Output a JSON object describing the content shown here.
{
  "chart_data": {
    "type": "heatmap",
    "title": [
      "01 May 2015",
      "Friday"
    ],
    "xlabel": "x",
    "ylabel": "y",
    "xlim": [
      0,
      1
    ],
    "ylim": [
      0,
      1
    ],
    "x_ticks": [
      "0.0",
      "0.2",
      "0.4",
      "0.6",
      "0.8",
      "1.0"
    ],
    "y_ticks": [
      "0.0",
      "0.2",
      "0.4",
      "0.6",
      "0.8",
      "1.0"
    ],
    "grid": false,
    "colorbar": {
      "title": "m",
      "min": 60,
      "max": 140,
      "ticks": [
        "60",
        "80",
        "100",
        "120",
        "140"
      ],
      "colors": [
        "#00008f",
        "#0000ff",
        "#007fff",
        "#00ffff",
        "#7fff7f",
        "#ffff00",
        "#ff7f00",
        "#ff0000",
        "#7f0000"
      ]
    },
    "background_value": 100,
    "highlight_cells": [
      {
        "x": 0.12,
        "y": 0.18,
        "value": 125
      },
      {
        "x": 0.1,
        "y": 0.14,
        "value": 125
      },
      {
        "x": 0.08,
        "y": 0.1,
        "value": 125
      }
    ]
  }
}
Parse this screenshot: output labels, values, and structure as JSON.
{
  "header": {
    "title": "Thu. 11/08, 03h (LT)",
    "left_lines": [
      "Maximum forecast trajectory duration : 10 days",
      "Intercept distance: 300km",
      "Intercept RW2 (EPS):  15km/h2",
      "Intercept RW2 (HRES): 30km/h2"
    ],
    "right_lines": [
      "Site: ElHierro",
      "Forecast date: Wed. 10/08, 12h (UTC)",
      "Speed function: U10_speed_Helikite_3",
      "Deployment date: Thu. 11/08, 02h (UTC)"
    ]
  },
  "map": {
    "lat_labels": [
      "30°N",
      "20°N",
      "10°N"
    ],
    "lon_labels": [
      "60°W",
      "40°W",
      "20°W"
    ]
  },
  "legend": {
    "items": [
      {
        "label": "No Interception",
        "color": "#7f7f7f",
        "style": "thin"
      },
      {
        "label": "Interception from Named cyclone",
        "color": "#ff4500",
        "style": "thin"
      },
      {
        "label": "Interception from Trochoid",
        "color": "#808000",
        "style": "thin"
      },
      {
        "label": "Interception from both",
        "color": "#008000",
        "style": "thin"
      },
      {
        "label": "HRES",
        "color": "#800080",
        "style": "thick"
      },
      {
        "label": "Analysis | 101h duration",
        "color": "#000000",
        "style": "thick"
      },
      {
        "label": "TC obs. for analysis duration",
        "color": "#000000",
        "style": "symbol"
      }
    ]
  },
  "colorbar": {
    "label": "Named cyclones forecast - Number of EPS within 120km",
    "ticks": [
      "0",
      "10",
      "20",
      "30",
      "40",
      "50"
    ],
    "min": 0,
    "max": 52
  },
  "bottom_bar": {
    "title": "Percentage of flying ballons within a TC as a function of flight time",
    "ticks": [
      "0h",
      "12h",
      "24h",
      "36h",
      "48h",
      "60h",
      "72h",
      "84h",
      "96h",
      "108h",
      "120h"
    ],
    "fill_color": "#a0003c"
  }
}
-=-=-
All the entries above need to be reproduced exactly.

# COMPLETE OUTPUT:
Output a JSON object describing the content shown here.
{
  "chart_data": {
    "type": "heatmap",
    "title": [
      "01 May 2015",
      "Friday"
    ],
    "xlabel": "x",
    "ylabel": "y",
    "xlim": [
      0,
      1
    ],
    "ylim": [
      0,
      1
    ],
    "x_ticks": [
      "0.0",
      "0.2",
      "0.4",
      "0.6",
      "0.8",
      "1.0"
    ],
    "y_ticks": [
      "0.0",
      "0.2",
      "0.4",
      "0.6",
      "0.8",
      "1.0"
    ],
    "grid": false,
    "colorbar": {
      "title": "m",
      "min": 60,
      "max": 140,
      "ticks": [
        "60",
        "80",
        "100",
        "120",
        "140"
      ],
      "colors": [
        "#00008f",
        "#0000ff",
        "#007fff",
        "#00ffff",
        "#7fff7f",
        "#ffff00",
        "#ff7f00",
        "#ff0000",
        "#7f0000"
      ]
    },
    "background_value": 100,
    "highlight_cells": [
      {
        "x": 0.12,
        "y": 0.18,
        "value": 125
      },
      {
        "x": 0.1,
        "y": 0.14,
        "value": 125
      },
      {
        "x": 0.08,
        "y": 0.1,
        "value": 125
      }
    ]
  }
}
Parse this screenshot: output labels, values, and structure as JSON.
{
  "header": {
    "title": "Thu. 11/08, 03h (LT)",
    "left_lines": [
      "Maximum forecast trajectory duration : 10 days",
      "Intercept distance: 300km",
      "Intercept RW2 (EPS):  15km/h2",
      "Intercept RW2 (HRES): 30km/h2"
    ],
    "right_lines": [
      "Site: ElHierro",
      "Forecast date: Wed. 10/08, 12h (UTC)",
      "Speed function: U10_speed_Helikite_3",
      "Deployment date: Thu. 11/08, 02h (UTC)"
    ]
  },
  "map": {
    "lat_labels": [
      "30°N",
      "20°N",
      "10°N"
    ],
    "lon_labels": [
      "60°W",
      "40°W",
      "20°W"
    ]
  },
  "legend": {
    "items": [
      {
        "label": "No Interception",
        "color": "#7f7f7f",
        "style": "thin"
      },
      {
        "label": "Interception from Named cyclone",
        "color": "#ff4500",
        "style": "thin"
      },
      {
        "label": "Interception from Trochoid",
        "color": "#808000",
        "style": "thin"
      },
      {
        "label": "Interception from both",
        "color": "#008000",
        "style": "thin"
      },
      {
        "label": "HRES",
        "color": "#800080",
        "style": "thick"
      },
      {
        "label": "Analysis | 101h duration",
        "color": "#000000",
        "style": "thick"
      },
      {
        "label": "TC obs. for analysis duration",
        "color": "#000000",
        "style": "symbol"
      }
    ]
  },
  "colorbar": {
    "label": "Named cyclones forecast - Number of EPS within 120km",
    "ticks": [
      "0",
      "10",
      "20",
      "30",
      "40",
      "50"
    ],
    "min": 0,
    "max": 52
  },
  "bottom_bar": {
    "title": "Percentage of flying ballons within a TC as a function of flight time",
    "ticks": [
      "0h",
      "12h",
      "24h",
      "36h",
      "48h",
      "60h",
      "72h",
      "84h",
      "96h",
      "108h",
      "120h"
    ],
    "fill_color": "#a0003c"
  }
}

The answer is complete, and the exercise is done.